── Data lines

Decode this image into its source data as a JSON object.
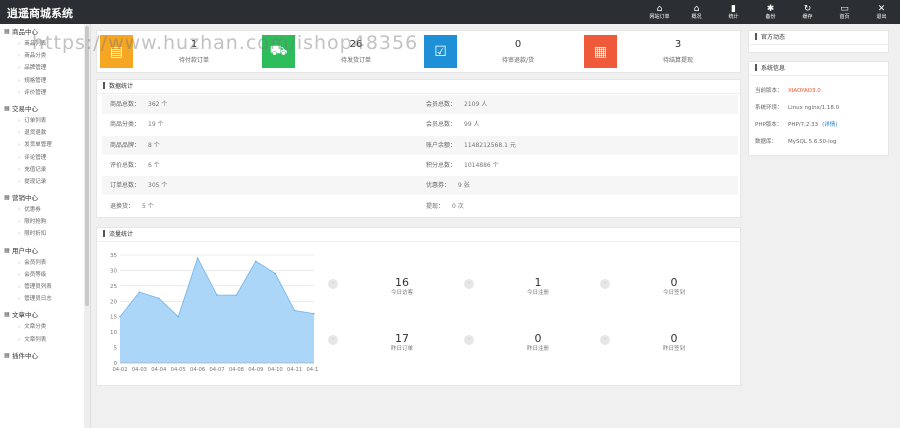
{
  "app": {
    "title": "逍遥商城系统"
  },
  "topnav": [
    {
      "icon": "home-icon",
      "glyph": "⌂",
      "label": "网站订单"
    },
    {
      "icon": "home-icon",
      "glyph": "⌂",
      "label": "概况"
    },
    {
      "icon": "bar-chart-icon",
      "glyph": "▮",
      "label": "统计"
    },
    {
      "icon": "gear-icon",
      "glyph": "✱",
      "label": "备份"
    },
    {
      "icon": "refresh-icon",
      "glyph": "↻",
      "label": "缓存"
    },
    {
      "icon": "monitor-icon",
      "glyph": "▭",
      "label": "首页"
    },
    {
      "icon": "close-icon",
      "glyph": "✕",
      "label": "退出"
    }
  ],
  "sidebar": [
    {
      "title": "商品中心",
      "icon": "grid-icon",
      "items": [
        "商品列表",
        "商品分类",
        "品牌管理",
        "规格管理",
        "评价管理"
      ]
    },
    {
      "title": "交易中心",
      "icon": "bar-chart-icon",
      "items": [
        "订单列表",
        "退货退款",
        "发货单管理",
        "评论管理",
        "充值记录",
        "提现记录"
      ]
    },
    {
      "title": "营销中心",
      "icon": "chart-icon",
      "items": [
        "优惠券",
        "限时抢购",
        "限时折扣"
      ]
    },
    {
      "title": "用户中心",
      "icon": "user-icon",
      "items": [
        "会员列表",
        "会员等级",
        "管理员列表",
        "管理员日志"
      ]
    },
    {
      "title": "文章中心",
      "icon": "doc-icon",
      "items": [
        "文章分类",
        "文章列表"
      ]
    },
    {
      "title": "插件中心",
      "icon": "plug-icon",
      "items": []
    }
  ],
  "watermark": "https://www.huzhan.com/ishop48356",
  "stats": [
    {
      "num": "1",
      "label": "待付款订单",
      "color": "#f5a623",
      "glyph": "▤",
      "icon": "wallet-icon"
    },
    {
      "num": "26",
      "label": "待发货订单",
      "color": "#2dbd5a",
      "glyph": "⛟",
      "icon": "truck-icon"
    },
    {
      "num": "0",
      "label": "待审退款/货",
      "color": "#1e90d8",
      "glyph": "☑",
      "icon": "check-icon"
    },
    {
      "num": "3",
      "label": "待结算提现",
      "color": "#ee5a3a",
      "glyph": "▦",
      "icon": "calculator-icon"
    }
  ],
  "data_panel": {
    "title": "数据统计"
  },
  "data_rows": [
    [
      {
        "k": "商品总数：",
        "v": "362 个"
      },
      {
        "k": "会员总数：",
        "v": "2109 人"
      }
    ],
    [
      {
        "k": "商品分类：",
        "v": "19 个"
      },
      {
        "k": "会员总数：",
        "v": "99 人"
      }
    ],
    [
      {
        "k": "商品品牌：",
        "v": "8 个"
      },
      {
        "k": "账户余额：",
        "v": "1148212568.1 元"
      }
    ],
    [
      {
        "k": "评价总数：",
        "v": "6 个"
      },
      {
        "k": "积分总数：",
        "v": "1014886 个"
      }
    ],
    [
      {
        "k": "订单总数：",
        "v": "305 个"
      },
      {
        "k": "优惠券：",
        "v": "9 张"
      }
    ],
    [
      {
        "k": "退换货：",
        "v": "5 个"
      },
      {
        "k": "提现：",
        "v": "0 次"
      }
    ]
  ],
  "system_news": {
    "title": "官方动态"
  },
  "system_info": {
    "title": "系统信息",
    "rows": [
      {
        "k": "当前版本：",
        "v": "XIAOYAO3.0",
        "tag": ""
      },
      {
        "k": "系统环境：",
        "v": "Linux nginx/1.18.0",
        "tag": ""
      },
      {
        "k": "PHP版本：",
        "v": "PHP/7.2.33",
        "tag": "(详情)"
      },
      {
        "k": "数据库：",
        "v": "MySQL 5.6.50-log",
        "tag": ""
      }
    ]
  },
  "traffic": {
    "title": "流量统计"
  },
  "metrics": [
    {
      "num": "16",
      "label": "今日访客"
    },
    {
      "num": "1",
      "label": "今日注册"
    },
    {
      "num": "0",
      "label": "今日签到"
    },
    {
      "num": "17",
      "label": "昨日订单"
    },
    {
      "num": "0",
      "label": "昨日注册"
    },
    {
      "num": "0",
      "label": "昨日签到"
    }
  ],
  "colors": {
    "area_fill": "#a8d4f7",
    "area_stroke": "#6bb4ee",
    "topbar": "#2b2e33"
  },
  "chart_data": {
    "type": "area",
    "x": [
      "04-02",
      "04-03",
      "04-04",
      "04-05",
      "04-06",
      "04-07",
      "04-08",
      "04-09",
      "04-10",
      "04-11",
      "04-12"
    ],
    "series": [
      {
        "values": [
          15,
          23,
          21,
          15,
          34,
          22,
          22,
          33,
          29,
          17,
          16
        ]
      }
    ],
    "ylim": [
      0,
      35
    ],
    "yticks": [
      0,
      5,
      10,
      15,
      20,
      25,
      30,
      35
    ],
    "grid": true
  }
}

────

* _Problem_
Transcribe the full listing above exactly as it stands, minus the pictures.

* _Final answer_
Decode this image into its source data as a JSON object.
{
  "app": {
    "title": "逍遥商城系统"
  },
  "topnav": [
    {
      "icon": "home-icon",
      "glyph": "⌂",
      "label": "网站订单"
    },
    {
      "icon": "home-icon",
      "glyph": "⌂",
      "label": "概况"
    },
    {
      "icon": "bar-chart-icon",
      "glyph": "▮",
      "label": "统计"
    },
    {
      "icon": "gear-icon",
      "glyph": "✱",
      "label": "备份"
    },
    {
      "icon": "refresh-icon",
      "glyph": "↻",
      "label": "缓存"
    },
    {
      "icon": "monitor-icon",
      "glyph": "▭",
      "label": "首页"
    },
    {
      "icon": "close-icon",
      "glyph": "✕",
      "label": "退出"
    }
  ],
  "sidebar": [
    {
      "title": "商品中心",
      "icon": "grid-icon",
      "items": [
        "商品列表",
        "商品分类",
        "品牌管理",
        "规格管理",
        "评价管理"
      ]
    },
    {
      "title": "交易中心",
      "icon": "bar-chart-icon",
      "items": [
        "订单列表",
        "退货退款",
        "发货单管理",
        "评论管理",
        "充值记录",
        "提现记录"
      ]
    },
    {
      "title": "营销中心",
      "icon": "chart-icon",
      "items": [
        "优惠券",
        "限时抢购",
        "限时折扣"
      ]
    },
    {
      "title": "用户中心",
      "icon": "user-icon",
      "items": [
        "会员列表",
        "会员等级",
        "管理员列表",
        "管理员日志"
      ]
    },
    {
      "title": "文章中心",
      "icon": "doc-icon",
      "items": [
        "文章分类",
        "文章列表"
      ]
    },
    {
      "title": "插件中心",
      "icon": "plug-icon",
      "items": []
    }
  ],
  "watermark": "https://www.huzhan.com/ishop48356",
  "stats": [
    {
      "num": "1",
      "label": "待付款订单",
      "color": "#f5a623",
      "glyph": "▤",
      "icon": "wallet-icon"
    },
    {
      "num": "26",
      "label": "待发货订单",
      "color": "#2dbd5a",
      "glyph": "⛟",
      "icon": "truck-icon"
    },
    {
      "num": "0",
      "label": "待审退款/货",
      "color": "#1e90d8",
      "glyph": "☑",
      "icon": "check-icon"
    },
    {
      "num": "3",
      "label": "待结算提现",
      "color": "#ee5a3a",
      "glyph": "▦",
      "icon": "calculator-icon"
    }
  ],
  "data_panel": {
    "title": "数据统计"
  },
  "data_rows": [
    [
      {
        "k": "商品总数：",
        "v": "362 个"
      },
      {
        "k": "会员总数：",
        "v": "2109 人"
      }
    ],
    [
      {
        "k": "商品分类：",
        "v": "19 个"
      },
      {
        "k": "会员总数：",
        "v": "99 人"
      }
    ],
    [
      {
        "k": "商品品牌：",
        "v": "8 个"
      },
      {
        "k": "账户余额：",
        "v": "1148212568.1 元"
      }
    ],
    [
      {
        "k": "评价总数：",
        "v": "6 个"
      },
      {
        "k": "积分总数：",
        "v": "1014886 个"
      }
    ],
    [
      {
        "k": "订单总数：",
        "v": "305 个"
      },
      {
        "k": "优惠券：",
        "v": "9 张"
      }
    ],
    [
      {
        "k": "退换货：",
        "v": "5 个"
      },
      {
        "k": "提现：",
        "v": "0 次"
      }
    ]
  ],
  "system_news": {
    "title": "官方动态"
  },
  "system_info": {
    "title": "系统信息",
    "rows": [
      {
        "k": "当前版本：",
        "v": "XIAOYAO3.0",
        "tag": ""
      },
      {
        "k": "系统环境：",
        "v": "Linux nginx/1.18.0",
        "tag": ""
      },
      {
        "k": "PHP版本：",
        "v": "PHP/7.2.33",
        "tag": "(详情)"
      },
      {
        "k": "数据库：",
        "v": "MySQL 5.6.50-log",
        "tag": ""
      }
    ]
  },
  "traffic": {
    "title": "流量统计"
  },
  "metrics": [
    {
      "num": "16",
      "label": "今日访客"
    },
    {
      "num": "1",
      "label": "今日注册"
    },
    {
      "num": "0",
      "label": "今日签到"
    },
    {
      "num": "17",
      "label": "昨日订单"
    },
    {
      "num": "0",
      "label": "昨日注册"
    },
    {
      "num": "0",
      "label": "昨日签到"
    }
  ],
  "colors": {
    "area_fill": "#a8d4f7",
    "area_stroke": "#6bb4ee",
    "topbar": "#2b2e33"
  },
  "chart_data": {
    "type": "area",
    "x": [
      "04-02",
      "04-03",
      "04-04",
      "04-05",
      "04-06",
      "04-07",
      "04-08",
      "04-09",
      "04-10",
      "04-11",
      "04-12"
    ],
    "series": [
      {
        "values": [
          15,
          23,
          21,
          15,
          34,
          22,
          22,
          33,
          29,
          17,
          16
        ]
      }
    ],
    "ylim": [
      0,
      35
    ],
    "yticks": [
      0,
      5,
      10,
      15,
      20,
      25,
      30,
      35
    ],
    "grid": true
  }
}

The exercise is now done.